▸ **PROBLEM**: Track down the lines that contain "Availability" and copy them.

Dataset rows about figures
§

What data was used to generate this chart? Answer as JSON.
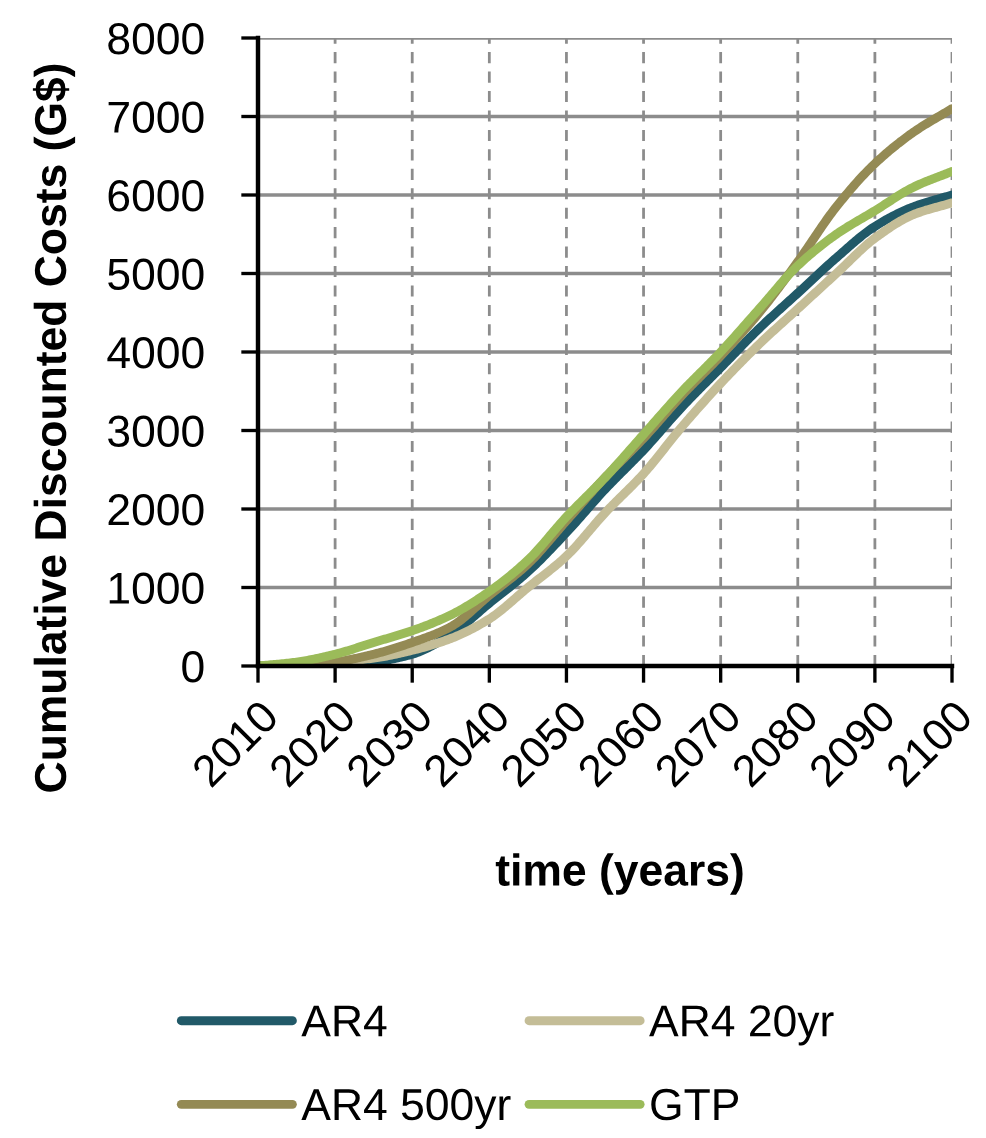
{
  "chart_data": {
    "type": "line",
    "xlabel": "time (years)",
    "ylabel": "Cumulative Discounted Costs (G$)",
    "x": [
      2010,
      2015,
      2020,
      2025,
      2030,
      2035,
      2040,
      2045,
      2050,
      2055,
      2060,
      2065,
      2070,
      2075,
      2080,
      2085,
      2090,
      2095,
      2100
    ],
    "series": [
      {
        "name": "AR4",
        "color": "#215968",
        "values": [
          0,
          0,
          0,
          50,
          150,
          400,
          800,
          1200,
          1700,
          2250,
          2750,
          3300,
          3800,
          4300,
          4750,
          5200,
          5600,
          5850,
          6000
        ]
      },
      {
        "name": "AR4 20yr",
        "color": "#c4bd97",
        "values": [
          0,
          0,
          50,
          100,
          200,
          350,
          600,
          1000,
          1400,
          1950,
          2450,
          3050,
          3600,
          4100,
          4550,
          5000,
          5450,
          5750,
          5900
        ]
      },
      {
        "name": "AR4 500yr",
        "color": "#948a54",
        "values": [
          0,
          0,
          50,
          150,
          300,
          500,
          900,
          1300,
          1850,
          2400,
          2900,
          3450,
          3950,
          4500,
          5150,
          5850,
          6400,
          6800,
          7100
        ]
      },
      {
        "name": "GTP",
        "color": "#9bbb59",
        "values": [
          0,
          50,
          150,
          300,
          450,
          650,
          950,
          1350,
          1900,
          2400,
          2950,
          3500,
          4000,
          4550,
          5100,
          5500,
          5800,
          6100,
          6300
        ]
      }
    ],
    "xlim": [
      2010,
      2100
    ],
    "xticks": [
      2010,
      2020,
      2030,
      2040,
      2050,
      2060,
      2070,
      2080,
      2090,
      2100
    ],
    "ylim": [
      0,
      8000
    ],
    "yticks": [
      0,
      1000,
      2000,
      3000,
      4000,
      5000,
      6000,
      7000,
      8000
    ],
    "grid": true,
    "legend": "bottom",
    "marker": "none",
    "line_style": "solid"
  }
}
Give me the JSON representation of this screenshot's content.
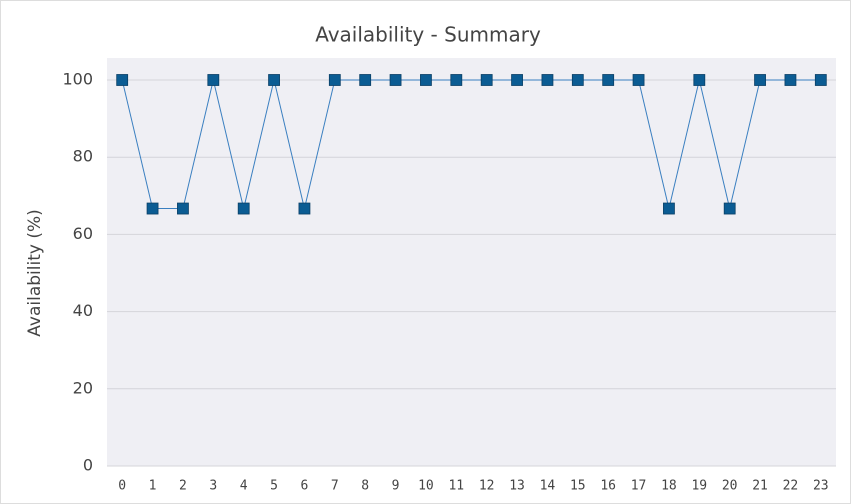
{
  "chart_data": {
    "type": "line",
    "title": "Availability - Summary",
    "ylabel": "Availability (%)",
    "categories": [
      "0",
      "1",
      "2",
      "3",
      "4",
      "5",
      "6",
      "7",
      "8",
      "9",
      "10",
      "11",
      "12",
      "13",
      "14",
      "15",
      "16",
      "17",
      "18",
      "19",
      "20",
      "21",
      "22",
      "23"
    ],
    "series": [
      {
        "name": "Availability",
        "color": "#0b5c93",
        "values": [
          100,
          66.7,
          66.7,
          100,
          66.7,
          100,
          66.7,
          100,
          100,
          100,
          100,
          100,
          100,
          100,
          100,
          100,
          100,
          100,
          66.7,
          100,
          66.7,
          100,
          100,
          100
        ]
      }
    ],
    "ylim": [
      0,
      100
    ],
    "yticks": [
      0,
      20,
      40,
      60,
      80,
      100
    ],
    "grid": true
  }
}
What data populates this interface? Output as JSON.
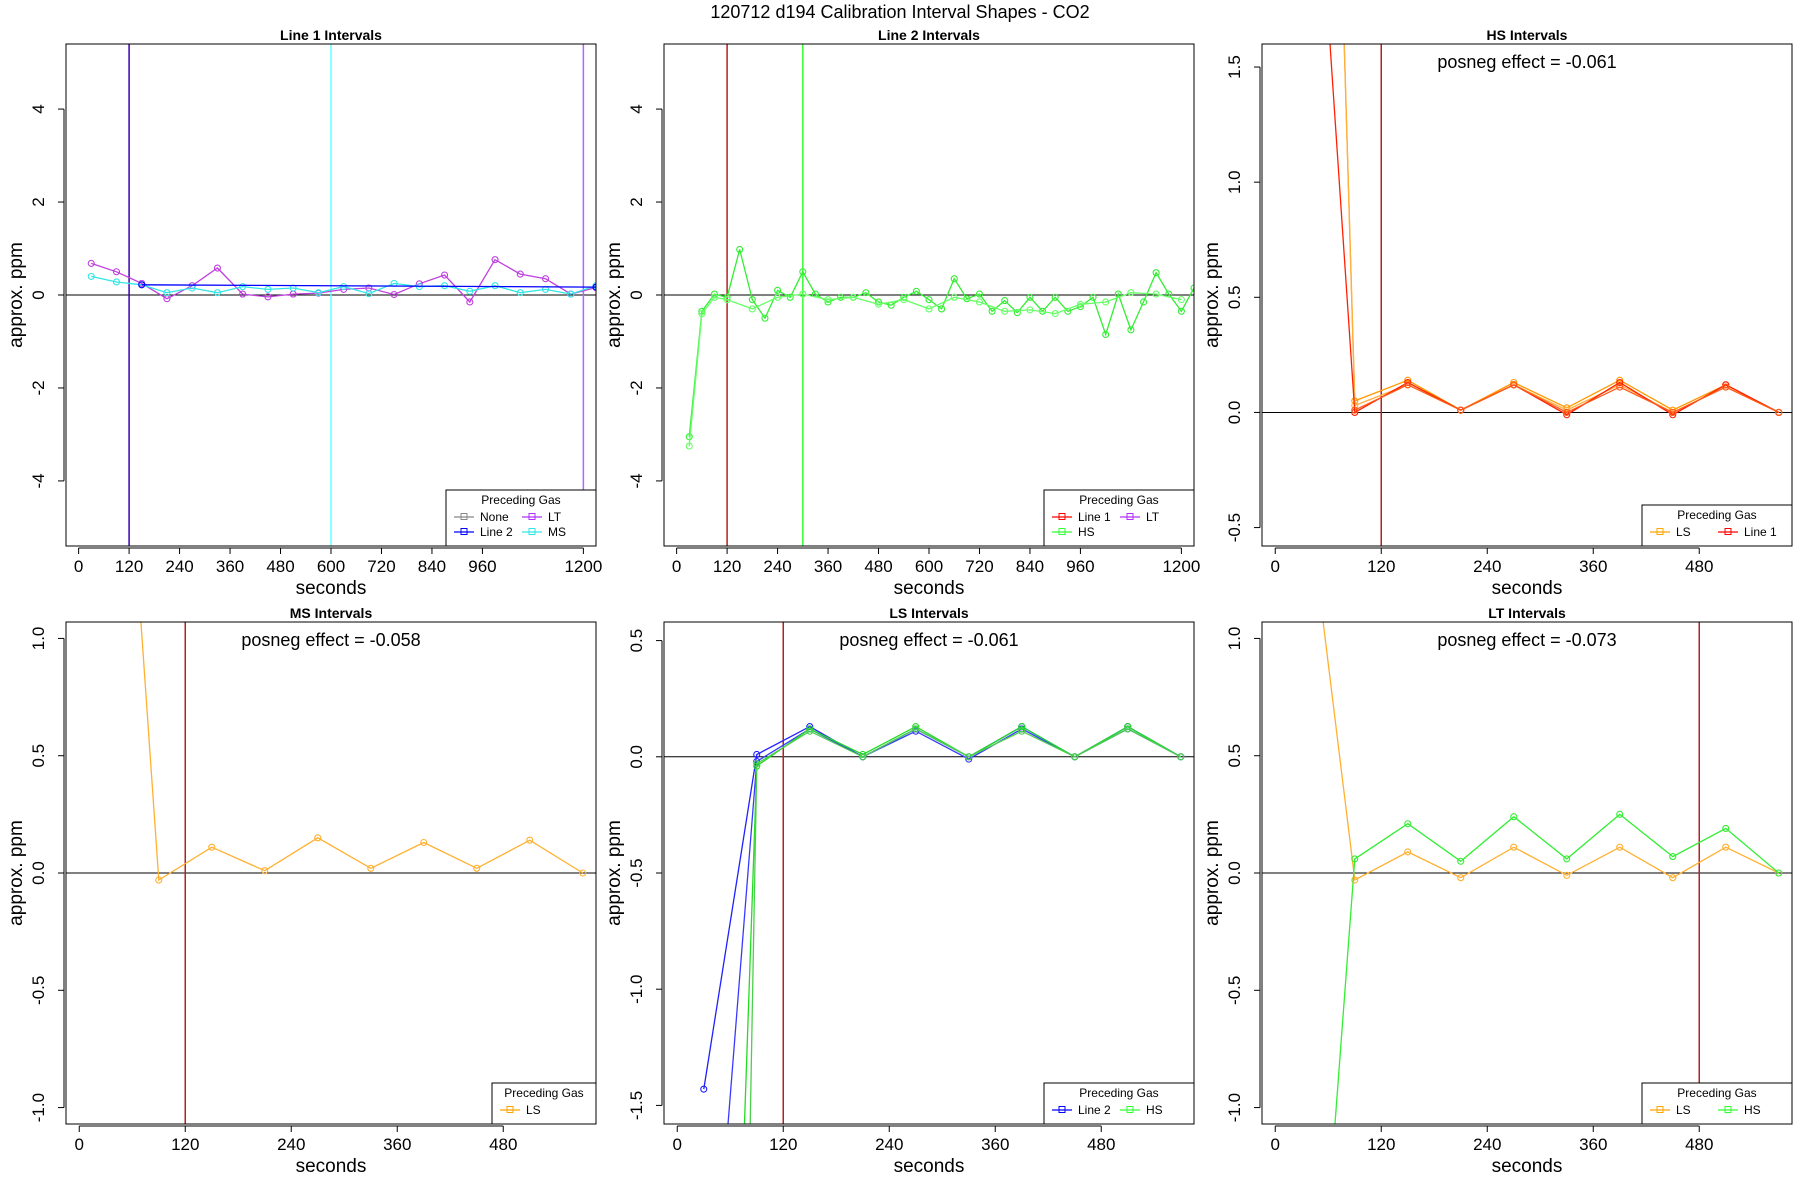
{
  "figure_title": "120712  d194   Calibration Interval Shapes - CO2",
  "chart_data": [
    {
      "type": "line",
      "title": "Line 1 Intervals",
      "xlabel": "seconds",
      "ylabel": "approx. ppm",
      "xlim": [
        -30,
        1230
      ],
      "ylim": [
        -5.4,
        5.4
      ],
      "xticks": [
        0,
        120,
        240,
        360,
        480,
        600,
        720,
        840,
        960,
        1200
      ],
      "yticks": [
        -4,
        -2,
        0,
        2,
        4
      ],
      "annotation": "",
      "vlines": [
        {
          "x": 120,
          "color": "#3f00b3"
        },
        {
          "x": 600,
          "color": "#66ffff"
        },
        {
          "x": 1200,
          "color": "#b266ff"
        }
      ],
      "legend": {
        "title": "Preceding Gas",
        "position": "bottom-right",
        "columns": 2,
        "entries": [
          {
            "label": "None",
            "color": "#888888"
          },
          {
            "label": "Line 2",
            "color": "#0000ff"
          },
          {
            "label": "LT",
            "color": "#b030ff"
          },
          {
            "label": "MS",
            "color": "#33e6e6"
          }
        ]
      },
      "series": [
        {
          "color": "#bf3fdf",
          "x": [
            30,
            90,
            150,
            210,
            270,
            330,
            390,
            450,
            510,
            570,
            630,
            690,
            750,
            810,
            870,
            930,
            990,
            1050,
            1110,
            1170,
            1230
          ],
          "y": [
            0.68,
            0.5,
            0.25,
            -0.08,
            0.2,
            0.58,
            0.02,
            -0.04,
            0.02,
            0.04,
            0.12,
            0.15,
            0.01,
            0.24,
            0.43,
            -0.15,
            0.76,
            0.45,
            0.35,
            0.02,
            0.16
          ]
        },
        {
          "color": "#33e6e6",
          "x": [
            30,
            90,
            150,
            210,
            270,
            330,
            390,
            450,
            510,
            570,
            630,
            690,
            750,
            810,
            870,
            930,
            990,
            1050,
            1110,
            1170,
            1230
          ],
          "y": [
            0.4,
            0.28,
            0.22,
            0.05,
            0.15,
            0.05,
            0.18,
            0.12,
            0.15,
            0.05,
            0.18,
            0.03,
            0.25,
            0.18,
            0.2,
            0.08,
            0.2,
            0.05,
            0.12,
            0.02,
            0.2
          ]
        },
        {
          "color": "#0000ff",
          "x": [
            150,
            1230
          ],
          "y": [
            0.22,
            0.17
          ]
        }
      ]
    },
    {
      "type": "line",
      "title": "Line 2 Intervals",
      "xlabel": "seconds",
      "ylabel": "approx. ppm",
      "xlim": [
        -30,
        1230
      ],
      "ylim": [
        -5.4,
        5.4
      ],
      "xticks": [
        0,
        120,
        240,
        360,
        480,
        600,
        720,
        840,
        960,
        1200
      ],
      "yticks": [
        -4,
        -2,
        0,
        2,
        4
      ],
      "annotation": "",
      "vlines": [
        {
          "x": 120,
          "color": "#b22222"
        },
        {
          "x": 300,
          "color": "#33ff33"
        }
      ],
      "legend": {
        "title": "Preceding Gas",
        "position": "bottom-right",
        "columns": 2,
        "entries": [
          {
            "label": "Line 1",
            "color": "#ff0000"
          },
          {
            "label": "HS",
            "color": "#33ff33"
          },
          {
            "label": "LT",
            "color": "#b030ff"
          }
        ]
      },
      "series": [
        {
          "color": "#33ee33",
          "x": [
            30,
            60,
            90,
            120,
            150,
            180,
            210,
            240,
            270,
            300,
            330,
            360,
            390,
            420,
            450,
            480,
            510,
            540,
            570,
            600,
            630,
            660,
            690,
            720,
            750,
            780,
            810,
            840,
            870,
            900,
            930,
            960,
            990,
            1020,
            1050,
            1080,
            1110,
            1140,
            1170,
            1200,
            1230
          ],
          "y": [
            -3.05,
            -0.35,
            0.02,
            -0.05,
            0.98,
            -0.1,
            -0.5,
            0.1,
            -0.05,
            0.5,
            0.02,
            -0.15,
            -0.05,
            -0.05,
            0.05,
            -0.15,
            -0.22,
            -0.05,
            0.08,
            -0.1,
            -0.3,
            0.35,
            -0.08,
            0.02,
            -0.35,
            -0.12,
            -0.38,
            -0.05,
            -0.35,
            -0.05,
            -0.35,
            -0.25,
            -0.05,
            -0.85,
            0.02,
            -0.75,
            -0.15,
            0.48,
            0.02,
            -0.35,
            0.15
          ]
        },
        {
          "color": "#66ff66",
          "x": [
            30,
            60,
            90,
            120,
            180,
            240,
            300,
            360,
            420,
            480,
            540,
            600,
            660,
            720,
            780,
            840,
            900,
            960,
            1020,
            1080,
            1140,
            1200
          ],
          "y": [
            -3.25,
            -0.4,
            -0.05,
            -0.1,
            -0.3,
            -0.05,
            0.02,
            -0.1,
            -0.05,
            -0.2,
            -0.1,
            -0.3,
            -0.05,
            -0.15,
            -0.35,
            -0.32,
            -0.4,
            -0.2,
            -0.15,
            0.05,
            0.02,
            -0.1
          ]
        }
      ]
    },
    {
      "type": "line",
      "title": "HS Intervals",
      "xlabel": "seconds",
      "ylabel": "approx. ppm",
      "xlim": [
        -15,
        585
      ],
      "ylim": [
        -0.58,
        1.6
      ],
      "xticks": [
        0,
        120,
        240,
        360,
        480
      ],
      "yticks": [
        -0.5,
        0.0,
        0.5,
        1.0,
        1.5
      ],
      "annotation": "posneg effect = -0.061",
      "vlines": [
        {
          "x": 120,
          "color": "#b22222"
        }
      ],
      "legend": {
        "title": "Preceding Gas",
        "position": "bottom-right",
        "columns": 2,
        "entries": [
          {
            "label": "LS",
            "color": "#ffa500"
          },
          {
            "label": "Line 1",
            "color": "#ff0000"
          }
        ]
      },
      "series": [
        {
          "color": "#ff9900",
          "x": [
            75,
            90,
            150,
            210,
            270,
            330,
            390,
            450,
            510,
            570
          ],
          "y": [
            2.0,
            0.05,
            0.14,
            0.01,
            0.13,
            0.02,
            0.14,
            0.01,
            0.12,
            0.0
          ]
        },
        {
          "color": "#ffb040",
          "x": [
            75,
            90,
            150,
            210,
            270,
            330,
            390,
            450,
            510,
            570
          ],
          "y": [
            2.0,
            0.03,
            0.12,
            0.01,
            0.12,
            0.01,
            0.12,
            0.0,
            0.11,
            0.0
          ]
        },
        {
          "color": "#ff2000",
          "x": [
            55,
            90,
            150,
            210,
            270,
            330,
            390,
            450,
            510,
            570
          ],
          "y": [
            2.0,
            0.0,
            0.13,
            0.01,
            0.12,
            -0.01,
            0.13,
            -0.01,
            0.12,
            0.0
          ]
        },
        {
          "color": "#ff5a1a",
          "x": [
            90,
            150,
            210,
            270,
            330,
            390,
            450,
            510,
            570
          ],
          "y": [
            0.01,
            0.12,
            0.01,
            0.12,
            0.0,
            0.11,
            0.0,
            0.11,
            0.0
          ]
        }
      ]
    },
    {
      "type": "line",
      "title": "MS Intervals",
      "xlabel": "seconds",
      "ylabel": "approx. ppm",
      "xlim": [
        -15,
        585
      ],
      "ylim": [
        -1.07,
        1.07
      ],
      "xticks": [
        0,
        120,
        240,
        360,
        480
      ],
      "yticks": [
        -1.0,
        -0.5,
        0.0,
        0.5,
        1.0
      ],
      "annotation": "posneg effect = -0.058",
      "vlines": [
        {
          "x": 120,
          "color": "#b22222"
        }
      ],
      "legend": {
        "title": "Preceding Gas",
        "position": "bottom-right",
        "columns": 1,
        "entries": [
          {
            "label": "LS",
            "color": "#ffa500"
          }
        ]
      },
      "series": [
        {
          "color": "#ffb030",
          "x": [
            60,
            90,
            150,
            210,
            270,
            330,
            390,
            450,
            510,
            570
          ],
          "y": [
            1.6,
            -0.03,
            0.11,
            0.01,
            0.15,
            0.02,
            0.13,
            0.02,
            0.14,
            0.0
          ]
        }
      ]
    },
    {
      "type": "line",
      "title": "LS Intervals",
      "xlabel": "seconds",
      "ylabel": "approx. ppm",
      "xlim": [
        -15,
        585
      ],
      "ylim": [
        -1.58,
        0.58
      ],
      "xticks": [
        0,
        120,
        240,
        360,
        480
      ],
      "yticks": [
        -1.5,
        -1.0,
        -0.5,
        0.0,
        0.5
      ],
      "annotation": "posneg effect = -0.061",
      "vlines": [
        {
          "x": 120,
          "color": "#b22222"
        }
      ],
      "legend": {
        "title": "Preceding Gas",
        "position": "bottom-right",
        "columns": 2,
        "entries": [
          {
            "label": "Line 2",
            "color": "#0000ff"
          },
          {
            "label": "HS",
            "color": "#33ff33"
          }
        ]
      },
      "series": [
        {
          "color": "#2020ff",
          "x": [
            30,
            90,
            150,
            210,
            270,
            330,
            390,
            450,
            510,
            570
          ],
          "y": [
            -1.43,
            0.01,
            0.13,
            0.0,
            0.12,
            0.0,
            0.13,
            0.0,
            0.13,
            0.0
          ]
        },
        {
          "color": "#3a3aff",
          "x": [
            55,
            90,
            150,
            210,
            270,
            330,
            390,
            450,
            510,
            570
          ],
          "y": [
            -1.7,
            -0.02,
            0.12,
            0.0,
            0.11,
            -0.01,
            0.12,
            0.0,
            0.12,
            0.0
          ]
        },
        {
          "color": "#22dd22",
          "x": [
            75,
            90,
            150,
            210,
            270,
            330,
            390,
            450,
            510,
            570
          ],
          "y": [
            -1.7,
            -0.04,
            0.12,
            0.01,
            0.13,
            0.0,
            0.13,
            0.0,
            0.13,
            0.0
          ]
        },
        {
          "color": "#4ccf4c",
          "x": [
            82,
            90,
            150,
            210,
            270,
            330,
            390,
            450,
            510,
            570
          ],
          "y": [
            -1.7,
            -0.03,
            0.11,
            0.0,
            0.12,
            0.0,
            0.11,
            0.0,
            0.12,
            0.0
          ]
        }
      ]
    },
    {
      "type": "line",
      "title": "LT Intervals",
      "xlabel": "seconds",
      "ylabel": "approx. ppm",
      "xlim": [
        -15,
        585
      ],
      "ylim": [
        -1.07,
        1.07
      ],
      "xticks": [
        0,
        120,
        240,
        360,
        480
      ],
      "yticks": [
        -1.0,
        -0.5,
        0.0,
        0.5,
        1.0
      ],
      "annotation": "posneg effect = -0.073",
      "vlines": [
        {
          "x": 480,
          "color": "#b22222"
        }
      ],
      "legend": {
        "title": "Preceding Gas",
        "position": "bottom-right",
        "columns": 2,
        "entries": [
          {
            "label": "LS",
            "color": "#ffa500"
          },
          {
            "label": "HS",
            "color": "#33ff33"
          }
        ]
      },
      "series": [
        {
          "color": "#ffb030",
          "x": [
            50,
            90,
            150,
            210,
            270,
            330,
            390,
            450,
            510,
            570
          ],
          "y": [
            1.2,
            -0.03,
            0.09,
            -0.02,
            0.11,
            -0.01,
            0.11,
            -0.02,
            0.11,
            0.0
          ]
        },
        {
          "color": "#33ee33",
          "x": [
            65,
            90,
            150,
            210,
            270,
            330,
            390,
            450,
            510,
            570
          ],
          "y": [
            -1.2,
            0.06,
            0.21,
            0.05,
            0.24,
            0.06,
            0.25,
            0.07,
            0.19,
            0.0
          ]
        }
      ]
    }
  ]
}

§

▸ **TASK ANSWER**:
    "title": "Availability - Summary",
    "ylabel": "Availability (%)",
        "name": "Availability",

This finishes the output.